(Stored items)
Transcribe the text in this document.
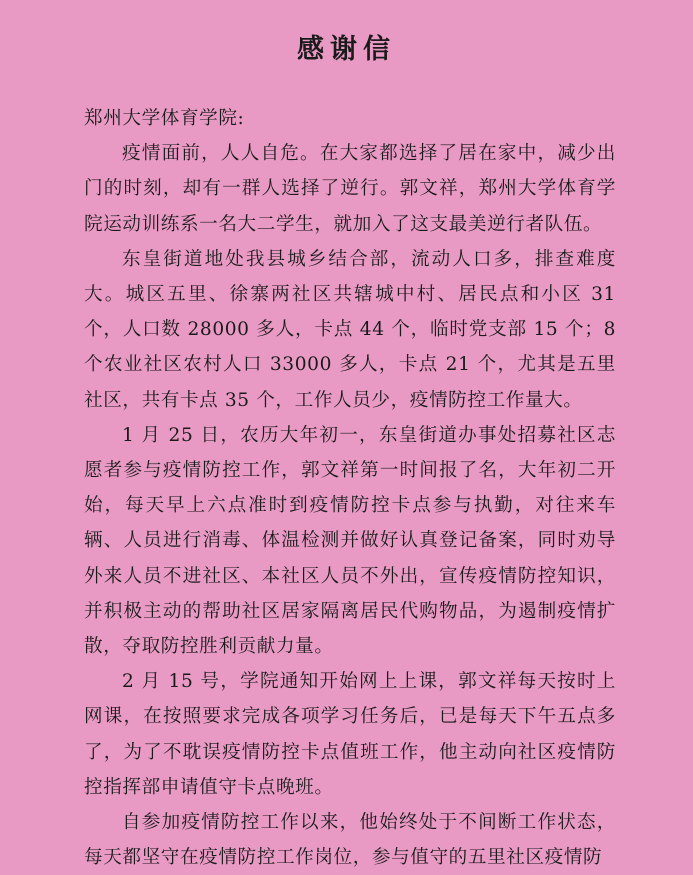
感谢信

郑州大学体育学院:

疫情面前，人人自危。在大家都选择了居在家中，减少出门的时刻，却有一群人选择了逆行。郭文祥，郑州大学体育学院运动训练系一名大二学生，就加入了这支最美逆行者队伍。

东皇街道地处我县城乡结合部，流动人口多，排查难度大。城区五里、徐寨两社区共辖城中村、居民点和小区 31 个，人口数 28000 多人，卡点 44 个，临时党支部 15 个；8 个农业社区农村人口 33000 多人，卡点 21 个，尤其是五里社区，共有卡点 35 个，工作人员少，疫情防控工作量大。

1 月 25 日，农历大年初一，东皇街道办事处招募社区志愿者参与疫情防控工作，郭文祥第一时间报了名，大年初二开始，每天早上六点准时到疫情防控卡点参与执勤，对往来车辆、人员进行消毒、体温检测并做好认真登记备案，同时劝导外来人员不进社区、本社区人员不外出，宣传疫情防控知识，并积极主动的帮助社区居家隔离居民代购物品，为遏制疫情扩散，夺取防控胜利贡献力量。

2 月 15 号，学院通知开始网上上课，郭文祥每天按时上网课，在按照要求完成各项学习任务后，已是每天下午五点多了，为了不耽误疫情防控卡点值班工作，他主动向社区疫情防控指挥部申请值守卡点晚班。

自参加疫情防控工作以来，他始终处于不间断工作状态，每天都坚守在疫情防控工作岗位，参与值守的五里社区疫情防
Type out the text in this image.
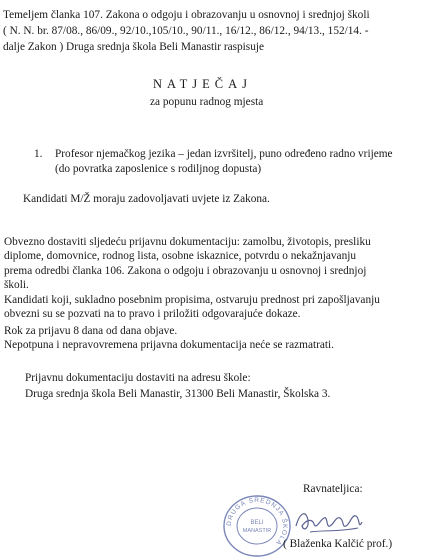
Temeljem članka 107. Zakona o odgoju i obrazovanju u osnovnoj i srednjoj školi
( N. N. br. 87/08., 86/09., 92/10.,105/10., 90/11., 16/12., 86/12., 94/13., 152/14. -
dalje Zakon ) Druga srednja škola Beli Manastir raspisuje
NATJEČAJ
za popunu radnog mjesta
1. Profesor njemačkog jezika – jedan izvršitelj, puno određeno radno vrijeme
(do povratka zaposlenice s rodiljnog dopusta)
Kandidati M/Ž moraju zadovoljavati uvjete iz Zakona.
Obvezno dostaviti sljedeću prijavnu dokumentaciju: zamolbu, životopis, presliku
diplome, domovnice, rodnog lista, osobne iskaznice, potvrdu o nekažnjavanju
prema odredbi članka 106. Zakona o odgoju i obrazovanju u osnovnoj i srednjoj
školi.
Kandidati koji, sukladno posebnim propisima, ostvaruju prednost pri zapošljavanju
obvezni su se pozvati na to pravo i priložiti odgovarajuće dokaze.
Rok za prijavu 8 dana od dana objave.
Nepotpuna i nepravovremena prijavna dokumentacija neće se razmatrati.
Prijavnu dokumentaciju dostaviti na adresu škole:
Druga srednja škola Beli Manastir, 31300 Beli Manastir, Školska 3.
Ravnateljica:
DRUGA SREDNJA ŠKOLA
BELI
MANASTIR
( Blaženka Kalčić prof.)
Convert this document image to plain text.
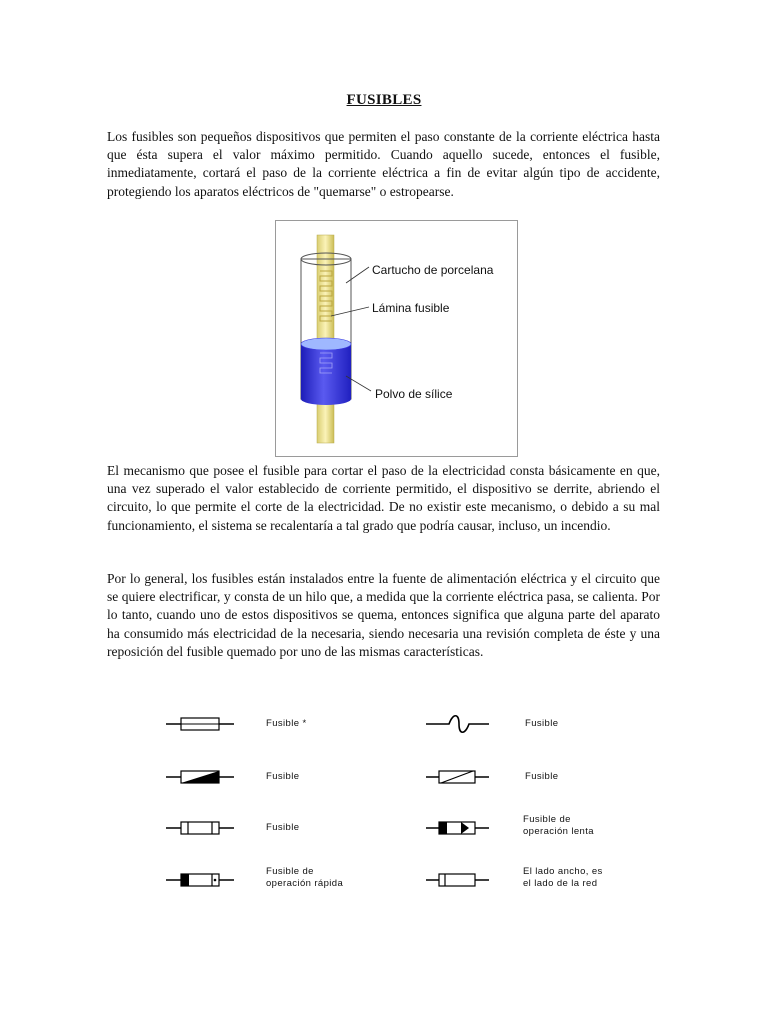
FUSIBLES

Los fusibles son pequeños dispositivos que permiten el paso constante de la corriente eléctrica hasta que ésta supera el valor máximo permitido. Cuando aquello sucede, entonces el fusible, inmediatamente, cortará el paso de la corriente eléctrica a fin de evitar algún tipo de accidente, protegiendo los aparatos eléctricos de "quemarse" o estropearse.

Cartucho de porcelana
Lámina fusible
Polvo de sílice

El mecanismo que posee el fusible para cortar el paso de la electricidad consta básicamente en que, una vez superado el valor establecido de corriente permitido, el dispositivo se derrite, abriendo el circuito, lo que permite el corte de la electricidad. De no existir este mecanismo, o debido a su mal funcionamiento, el sistema se recalentaría a tal grado que podría causar, incluso, un incendio.

Por lo general, los fusibles están instalados entre la fuente de alimentación eléctrica y el circuito que se quiere electrificar, y consta de un hilo que, a medida que la corriente eléctrica pasa, se calienta. Por lo tanto, cuando uno de estos dispositivos se quema, entonces significa que alguna parte del aparato ha consumido más electricidad de la necesaria, siendo necesaria una revisión completa de éste y una reposición del fusible quemado por uno de las mismas características.

Fusible *	Fusible
Fusible	Fusible
Fusible
Fusible de
operación lenta
Fusible de
operación rápida
El lado ancho, es
el lado de la red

- _WORK REQUIRED_:
Reproduce exactly and only the lines from the one with "Convert this document image to plain text." through the last entry, both included, excluding every picture.

- _SOLUTION_:
Convert this document image to plain text.
FUSIBLES

Los fusibles son pequeños dispositivos que permiten el paso constante de la corriente eléctrica hasta que ésta supera el valor máximo permitido. Cuando aquello sucede, entonces el fusible, inmediatamente, cortará el paso de la corriente eléctrica a fin de evitar algún tipo de accidente, protegiendo los aparatos eléctricos de "quemarse" o estropearse.

Cartucho de porcelana
Lámina fusible
Polvo de sílice

El mecanismo que posee el fusible para cortar el paso de la electricidad consta básicamente en que, una vez superado el valor establecido de corriente permitido, el dispositivo se derrite, abriendo el circuito, lo que permite el corte de la electricidad. De no existir este mecanismo, o debido a su mal funcionamiento, el sistema se recalentaría a tal grado que podría causar, incluso, un incendio.

Por lo general, los fusibles están instalados entre la fuente de alimentación eléctrica y el circuito que se quiere electrificar, y consta de un hilo que, a medida que la corriente eléctrica pasa, se calienta. Por lo tanto, cuando uno de estos dispositivos se quema, entonces significa que alguna parte del aparato ha consumido más electricidad de la necesaria, siendo necesaria una revisión completa de éste y una reposición del fusible quemado por uno de las mismas características.

Fusible *	Fusible
Fusible	Fusible
Fusible
Fusible de
operación lenta
Fusible de
operación rápida
El lado ancho, es
el lado de la red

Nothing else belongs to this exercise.